The exercise - Reproduce the listing below exactly. Pictures do not belong in the copy.

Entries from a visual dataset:
↓
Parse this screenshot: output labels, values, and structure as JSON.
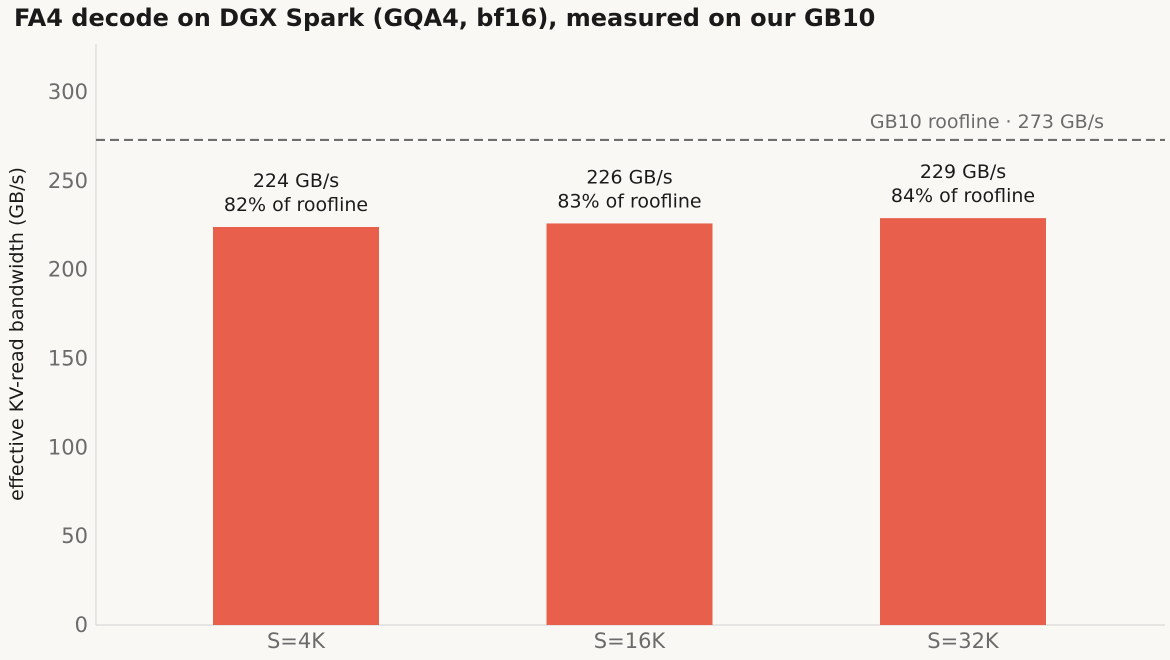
{
  "chart_data": {
    "type": "bar",
    "title": "FA4 decode on DGX Spark (GQA4, bf16), measured on our GB10",
    "xlabel": "",
    "ylabel": "effective KV-read bandwidth (GB/s)",
    "categories": [
      "S=4K",
      "S=16K",
      "S=32K"
    ],
    "values": [
      224,
      226,
      229
    ],
    "bar_labels": [
      [
        "224 GB/s",
        "82% of roofline"
      ],
      [
        "226 GB/s",
        "83% of roofline"
      ],
      [
        "229 GB/s",
        "84% of roofline"
      ]
    ],
    "ylim": [
      0,
      327
    ],
    "yticks": [
      0,
      50,
      100,
      150,
      200,
      250,
      300
    ],
    "reference_line": {
      "value": 273,
      "label": "GB10 roofline · 273 GB/s",
      "style": "dashed"
    },
    "grid": false,
    "legend": "none",
    "colors": {
      "bar": "#e8604c",
      "reference": "#6e6e6e",
      "axis": "#d9d9d9"
    }
  }
}
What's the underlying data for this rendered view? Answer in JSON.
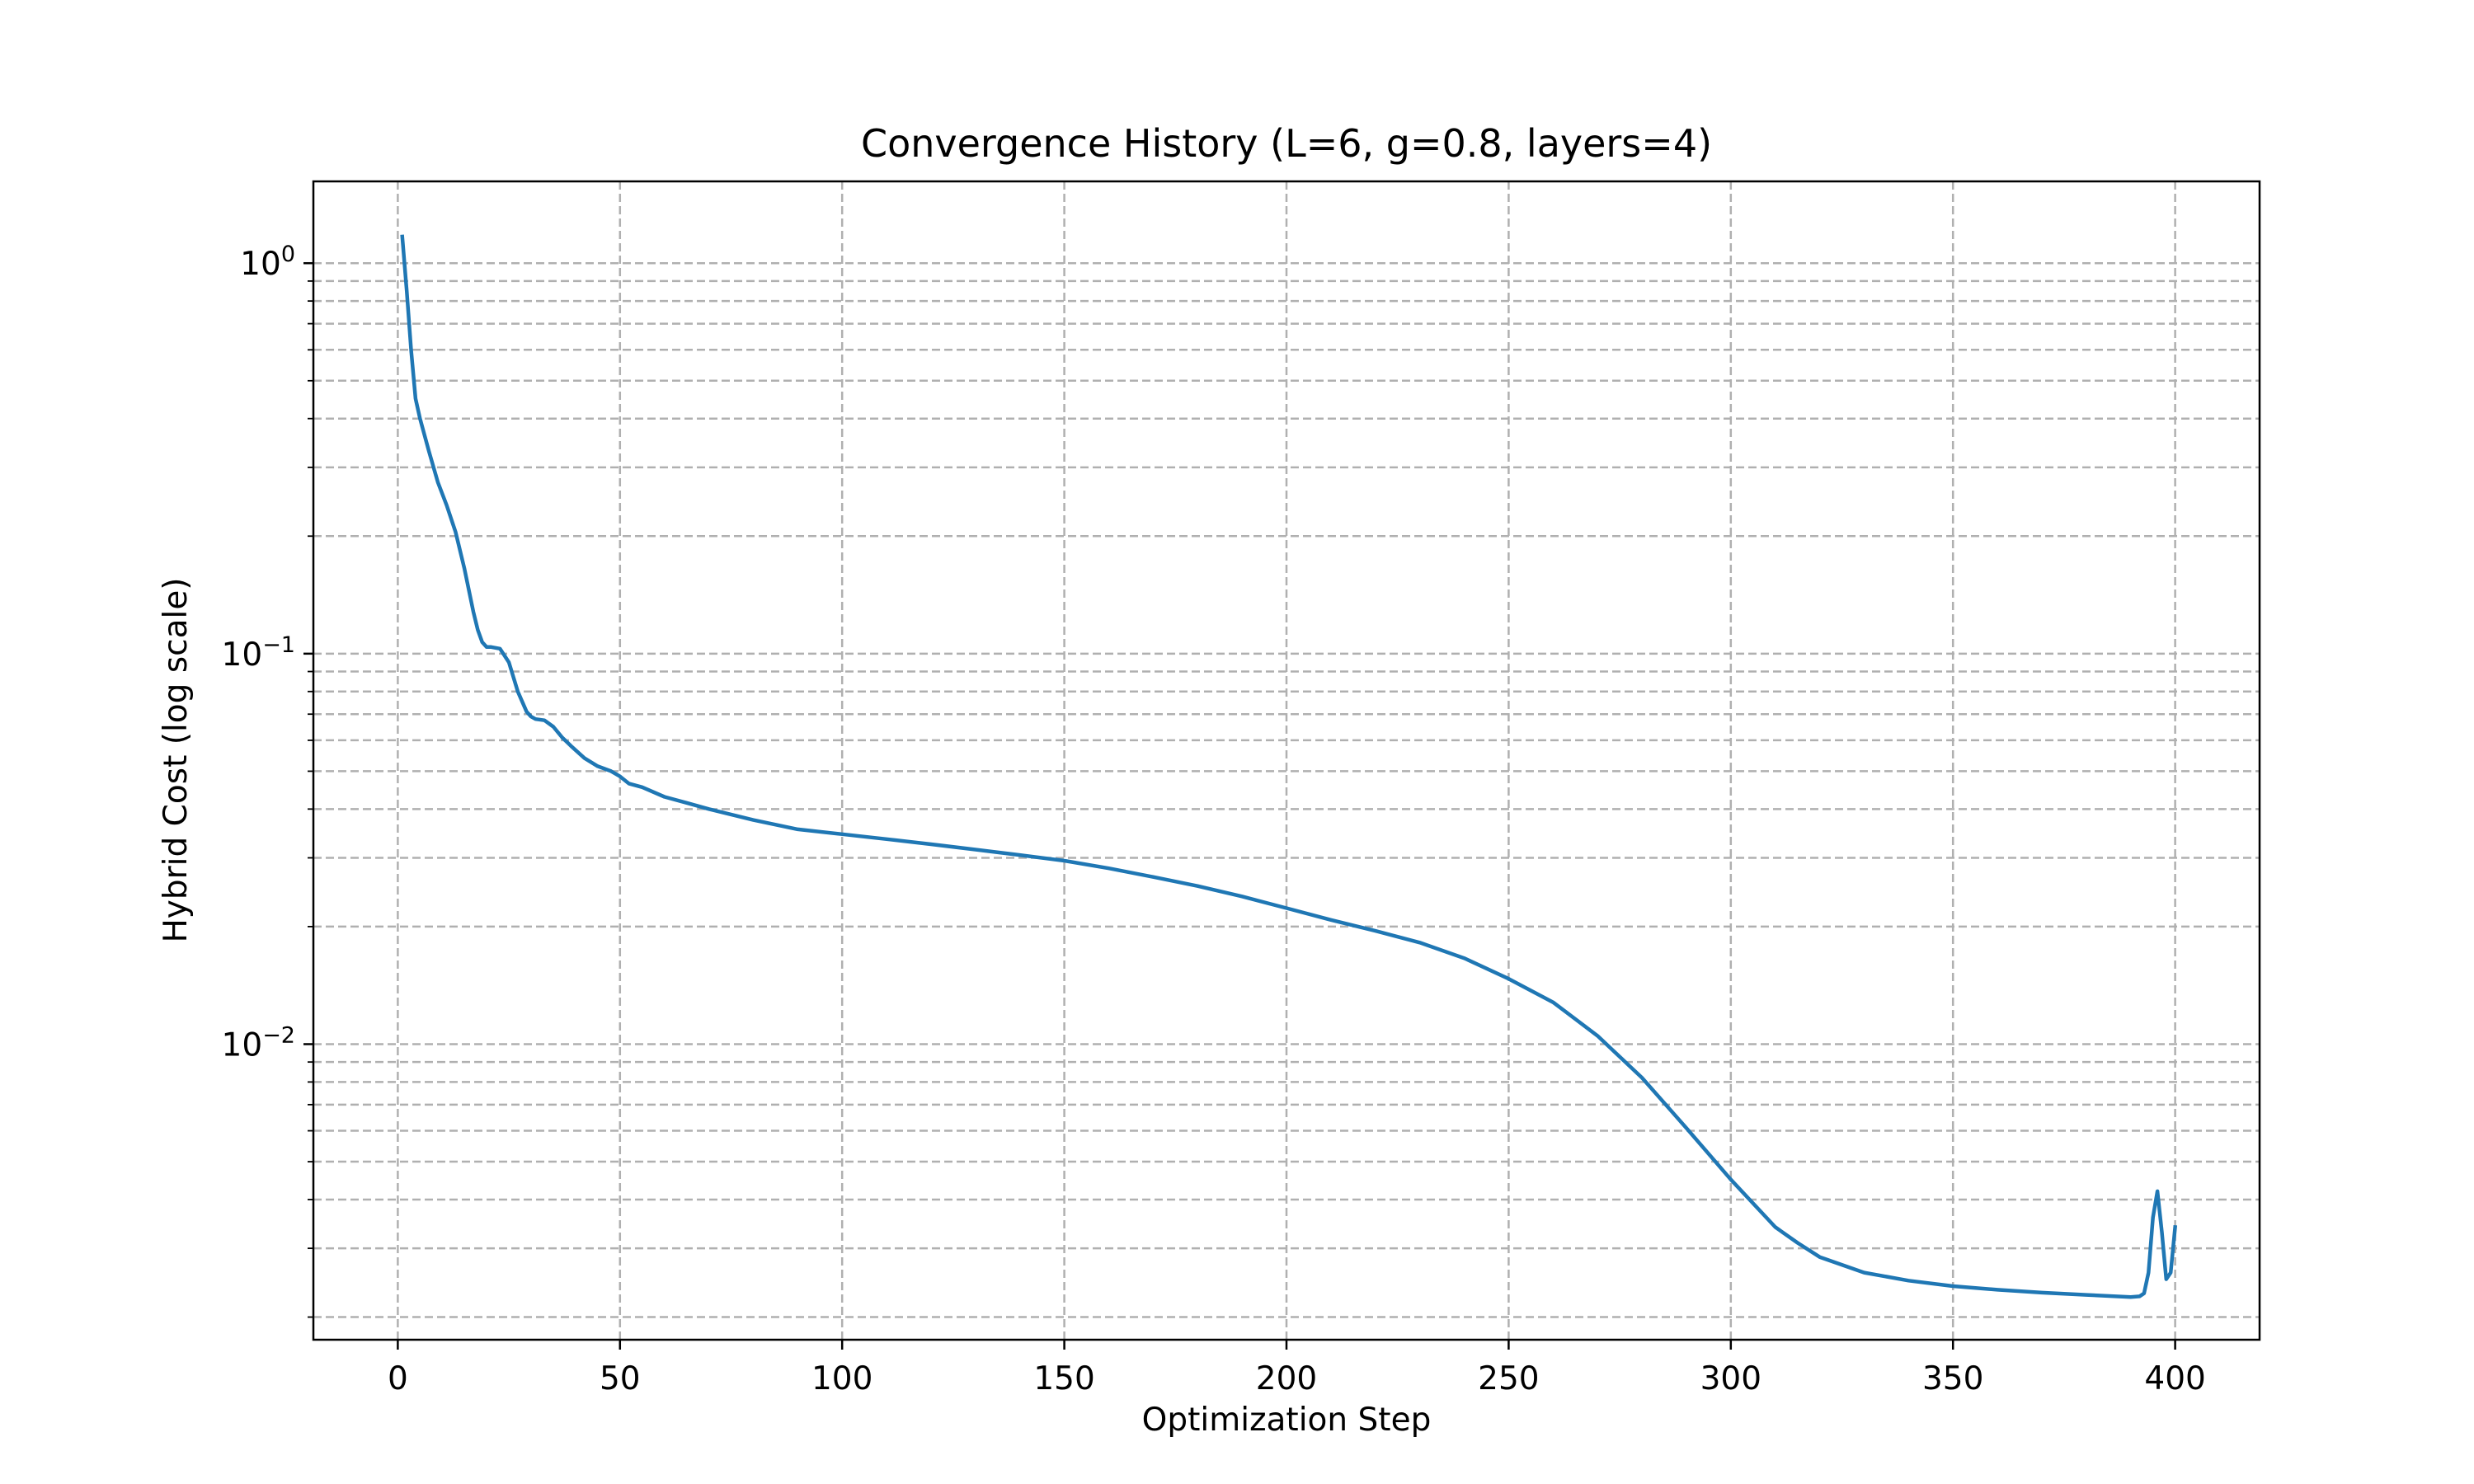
↑
Response to this exercise -
Parse this screenshot: output labels, values, and structure as JSON.
{
  "chart_data": {
    "type": "bar",
    "title": "FA4 decode on DGX Spark (GQA4, bf16), measured on our GB10",
    "xlabel": "",
    "ylabel": "effective KV-read bandwidth (GB/s)",
    "categories": [
      "S=4K",
      "S=16K",
      "S=32K"
    ],
    "values": [
      224,
      226,
      229
    ],
    "bar_labels": [
      [
        "224 GB/s",
        "82% of roofline"
      ],
      [
        "226 GB/s",
        "83% of roofline"
      ],
      [
        "229 GB/s",
        "84% of roofline"
      ]
    ],
    "ylim": [
      0,
      327
    ],
    "yticks": [
      0,
      50,
      100,
      150,
      200,
      250,
      300
    ],
    "reference_line": {
      "value": 273,
      "label": "GB10 roofline · 273 GB/s",
      "style": "dashed"
    },
    "grid": false,
    "legend": "none",
    "colors": {
      "bar": "#e8604c",
      "reference": "#6e6e6e",
      "axis": "#d9d9d9"
    }
  }
}
What's the underlying data for this rendered view? Answer in JSON.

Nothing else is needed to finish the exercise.